▶ [What you have to do] Give every line of the material again, exactly as written.

▶ [Material]
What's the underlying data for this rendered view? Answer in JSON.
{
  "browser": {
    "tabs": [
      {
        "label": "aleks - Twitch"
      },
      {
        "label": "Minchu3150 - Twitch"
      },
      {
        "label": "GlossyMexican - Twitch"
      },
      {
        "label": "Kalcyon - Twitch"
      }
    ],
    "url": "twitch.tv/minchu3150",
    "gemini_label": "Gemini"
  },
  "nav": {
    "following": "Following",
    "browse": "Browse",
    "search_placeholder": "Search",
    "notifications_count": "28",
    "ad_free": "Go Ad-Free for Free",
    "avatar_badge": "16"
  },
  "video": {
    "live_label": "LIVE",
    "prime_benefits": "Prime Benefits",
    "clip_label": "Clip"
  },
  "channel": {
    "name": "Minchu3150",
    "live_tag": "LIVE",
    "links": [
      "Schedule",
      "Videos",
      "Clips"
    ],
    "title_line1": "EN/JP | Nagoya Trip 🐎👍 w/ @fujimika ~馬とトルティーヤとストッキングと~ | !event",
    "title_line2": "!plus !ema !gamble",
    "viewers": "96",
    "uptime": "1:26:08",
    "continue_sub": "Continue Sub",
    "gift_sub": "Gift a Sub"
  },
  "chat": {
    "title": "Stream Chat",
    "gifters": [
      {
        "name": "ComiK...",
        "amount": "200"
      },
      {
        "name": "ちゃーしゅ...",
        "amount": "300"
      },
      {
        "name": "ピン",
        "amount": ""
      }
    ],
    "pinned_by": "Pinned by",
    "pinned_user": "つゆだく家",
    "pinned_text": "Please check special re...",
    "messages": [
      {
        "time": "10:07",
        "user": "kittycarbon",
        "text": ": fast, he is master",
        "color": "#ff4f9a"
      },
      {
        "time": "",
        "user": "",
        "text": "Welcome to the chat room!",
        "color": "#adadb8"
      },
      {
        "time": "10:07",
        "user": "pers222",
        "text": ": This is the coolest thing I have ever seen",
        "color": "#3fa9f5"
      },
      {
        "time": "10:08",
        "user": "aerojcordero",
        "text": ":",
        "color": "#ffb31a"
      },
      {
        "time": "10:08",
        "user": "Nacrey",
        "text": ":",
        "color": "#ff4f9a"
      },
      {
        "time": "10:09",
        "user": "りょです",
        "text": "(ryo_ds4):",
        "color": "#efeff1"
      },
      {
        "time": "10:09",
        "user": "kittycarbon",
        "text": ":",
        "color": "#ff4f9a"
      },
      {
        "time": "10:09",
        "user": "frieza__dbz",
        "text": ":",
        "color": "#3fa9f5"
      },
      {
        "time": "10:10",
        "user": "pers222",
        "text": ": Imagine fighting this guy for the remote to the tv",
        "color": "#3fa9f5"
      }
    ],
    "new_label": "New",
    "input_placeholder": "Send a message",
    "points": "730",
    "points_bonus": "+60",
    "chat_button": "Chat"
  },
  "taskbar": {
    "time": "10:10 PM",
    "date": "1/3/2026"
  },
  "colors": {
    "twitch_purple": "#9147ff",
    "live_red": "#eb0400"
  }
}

▶ [Exercise solution]
What's the underlying data for this rendered view? Answer in JSON.
{
  "browser": {
    "tabs": [
      {
        "label": "aleks - Twitch"
      },
      {
        "label": "Minchu3150 - Twitch"
      },
      {
        "label": "GlossyMexican - Twitch"
      },
      {
        "label": "Kalcyon - Twitch"
      }
    ],
    "url": "twitch.tv/minchu3150",
    "gemini_label": "Gemini"
  },
  "nav": {
    "following": "Following",
    "browse": "Browse",
    "search_placeholder": "Search",
    "notifications_count": "28",
    "ad_free": "Go Ad-Free for Free",
    "avatar_badge": "16"
  },
  "video": {
    "live_label": "LIVE",
    "prime_benefits": "Prime Benefits",
    "clip_label": "Clip"
  },
  "channel": {
    "name": "Minchu3150",
    "live_tag": "LIVE",
    "links": [
      "Schedule",
      "Videos",
      "Clips"
    ],
    "title_line1": "EN/JP | Nagoya Trip 🐎👍 w/ @fujimika ~馬とトルティーヤとストッキングと~ | !event",
    "title_line2": "!plus !ema !gamble",
    "viewers": "96",
    "uptime": "1:26:08",
    "continue_sub": "Continue Sub",
    "gift_sub": "Gift a Sub"
  },
  "chat": {
    "title": "Stream Chat",
    "gifters": [
      {
        "name": "ComiK...",
        "amount": "200"
      },
      {
        "name": "ちゃーしゅ...",
        "amount": "300"
      },
      {
        "name": "ピン",
        "amount": ""
      }
    ],
    "pinned_by": "Pinned by",
    "pinned_user": "つゆだく家",
    "pinned_text": "Please check special re...",
    "messages": [
      {
        "time": "10:07",
        "user": "kittycarbon",
        "text": ": fast, he is master",
        "color": "#ff4f9a"
      },
      {
        "time": "",
        "user": "",
        "text": "Welcome to the chat room!",
        "color": "#adadb8"
      },
      {
        "time": "10:07",
        "user": "pers222",
        "text": ": This is the coolest thing I have ever seen",
        "color": "#3fa9f5"
      },
      {
        "time": "10:08",
        "user": "aerojcordero",
        "text": ":",
        "color": "#ffb31a"
      },
      {
        "time": "10:08",
        "user": "Nacrey",
        "text": ":",
        "color": "#ff4f9a"
      },
      {
        "time": "10:09",
        "user": "りょです",
        "text": "(ryo_ds4):",
        "color": "#efeff1"
      },
      {
        "time": "10:09",
        "user": "kittycarbon",
        "text": ":",
        "color": "#ff4f9a"
      },
      {
        "time": "10:09",
        "user": "frieza__dbz",
        "text": ":",
        "color": "#3fa9f5"
      },
      {
        "time": "10:10",
        "user": "pers222",
        "text": ": Imagine fighting this guy for the remote to the tv",
        "color": "#3fa9f5"
      }
    ],
    "new_label": "New",
    "input_placeholder": "Send a message",
    "points": "730",
    "points_bonus": "+60",
    "chat_button": "Chat"
  },
  "taskbar": {
    "time": "10:10 PM",
    "date": "1/3/2026"
  },
  "colors": {
    "twitch_purple": "#9147ff",
    "live_red": "#eb0400"
  }
}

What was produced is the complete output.